## Data listing
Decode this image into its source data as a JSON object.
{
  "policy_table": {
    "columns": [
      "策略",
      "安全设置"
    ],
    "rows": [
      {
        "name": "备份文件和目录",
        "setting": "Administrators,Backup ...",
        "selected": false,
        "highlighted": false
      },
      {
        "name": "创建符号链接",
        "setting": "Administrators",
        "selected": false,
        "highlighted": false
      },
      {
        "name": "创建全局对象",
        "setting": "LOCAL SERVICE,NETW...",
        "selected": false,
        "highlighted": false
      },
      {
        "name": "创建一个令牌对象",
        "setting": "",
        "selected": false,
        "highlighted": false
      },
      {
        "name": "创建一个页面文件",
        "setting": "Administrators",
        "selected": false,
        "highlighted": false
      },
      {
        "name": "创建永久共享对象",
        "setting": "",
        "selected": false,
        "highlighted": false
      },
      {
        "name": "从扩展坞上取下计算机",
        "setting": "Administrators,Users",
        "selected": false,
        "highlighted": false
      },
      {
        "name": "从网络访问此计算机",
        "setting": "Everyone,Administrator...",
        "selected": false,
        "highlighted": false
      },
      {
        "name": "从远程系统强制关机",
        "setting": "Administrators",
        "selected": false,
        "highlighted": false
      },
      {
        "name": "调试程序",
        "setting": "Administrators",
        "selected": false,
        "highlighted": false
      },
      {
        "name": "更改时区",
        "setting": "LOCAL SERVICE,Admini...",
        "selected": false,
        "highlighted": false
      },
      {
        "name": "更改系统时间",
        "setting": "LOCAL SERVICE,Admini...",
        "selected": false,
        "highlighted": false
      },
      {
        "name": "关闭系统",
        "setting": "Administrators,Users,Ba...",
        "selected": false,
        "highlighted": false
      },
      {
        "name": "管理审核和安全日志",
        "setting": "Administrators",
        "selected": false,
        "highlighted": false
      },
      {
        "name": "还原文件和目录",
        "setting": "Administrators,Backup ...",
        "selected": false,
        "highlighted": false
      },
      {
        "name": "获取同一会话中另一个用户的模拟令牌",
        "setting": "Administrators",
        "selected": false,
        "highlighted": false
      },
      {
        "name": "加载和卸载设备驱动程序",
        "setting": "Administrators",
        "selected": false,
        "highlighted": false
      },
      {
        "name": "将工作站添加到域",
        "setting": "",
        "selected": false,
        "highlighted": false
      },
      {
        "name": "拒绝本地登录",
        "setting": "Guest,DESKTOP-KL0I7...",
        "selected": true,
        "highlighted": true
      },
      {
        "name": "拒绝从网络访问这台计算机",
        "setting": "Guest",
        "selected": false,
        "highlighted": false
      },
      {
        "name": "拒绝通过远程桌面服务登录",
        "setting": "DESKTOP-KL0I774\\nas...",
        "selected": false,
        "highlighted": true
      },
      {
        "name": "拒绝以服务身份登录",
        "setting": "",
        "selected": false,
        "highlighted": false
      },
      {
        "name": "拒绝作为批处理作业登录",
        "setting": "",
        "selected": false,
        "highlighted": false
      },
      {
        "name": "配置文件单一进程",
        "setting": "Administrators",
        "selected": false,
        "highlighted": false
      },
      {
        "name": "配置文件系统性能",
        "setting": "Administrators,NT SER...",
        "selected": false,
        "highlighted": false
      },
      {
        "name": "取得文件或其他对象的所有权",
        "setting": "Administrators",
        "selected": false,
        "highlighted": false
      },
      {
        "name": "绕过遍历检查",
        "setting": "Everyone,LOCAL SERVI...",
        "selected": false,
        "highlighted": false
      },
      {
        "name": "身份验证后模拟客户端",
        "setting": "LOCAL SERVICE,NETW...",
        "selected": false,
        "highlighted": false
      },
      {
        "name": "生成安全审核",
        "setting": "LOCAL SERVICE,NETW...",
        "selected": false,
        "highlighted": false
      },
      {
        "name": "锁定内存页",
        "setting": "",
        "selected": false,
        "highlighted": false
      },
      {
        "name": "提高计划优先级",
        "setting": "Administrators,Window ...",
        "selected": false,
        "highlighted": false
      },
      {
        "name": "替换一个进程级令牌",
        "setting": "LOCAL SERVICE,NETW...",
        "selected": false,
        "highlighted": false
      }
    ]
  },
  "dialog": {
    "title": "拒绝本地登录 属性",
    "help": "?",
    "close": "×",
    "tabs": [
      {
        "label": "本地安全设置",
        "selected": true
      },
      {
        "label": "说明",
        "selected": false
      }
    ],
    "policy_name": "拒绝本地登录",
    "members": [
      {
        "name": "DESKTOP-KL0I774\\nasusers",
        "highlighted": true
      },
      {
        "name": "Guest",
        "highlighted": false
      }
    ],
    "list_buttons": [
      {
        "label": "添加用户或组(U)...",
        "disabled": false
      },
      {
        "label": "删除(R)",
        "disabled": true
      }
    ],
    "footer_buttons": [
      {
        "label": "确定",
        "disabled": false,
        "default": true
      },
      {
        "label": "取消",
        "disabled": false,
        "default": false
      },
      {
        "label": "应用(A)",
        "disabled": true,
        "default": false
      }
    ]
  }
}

## Task details
Search the entries for the word "true" and copy every line that has it.

## Response to the task
        "selected": true,
        "highlighted": true
        "highlighted": true
        "selected": true
        "highlighted": true
        "disabled": true
        "default": true
        "disabled": true,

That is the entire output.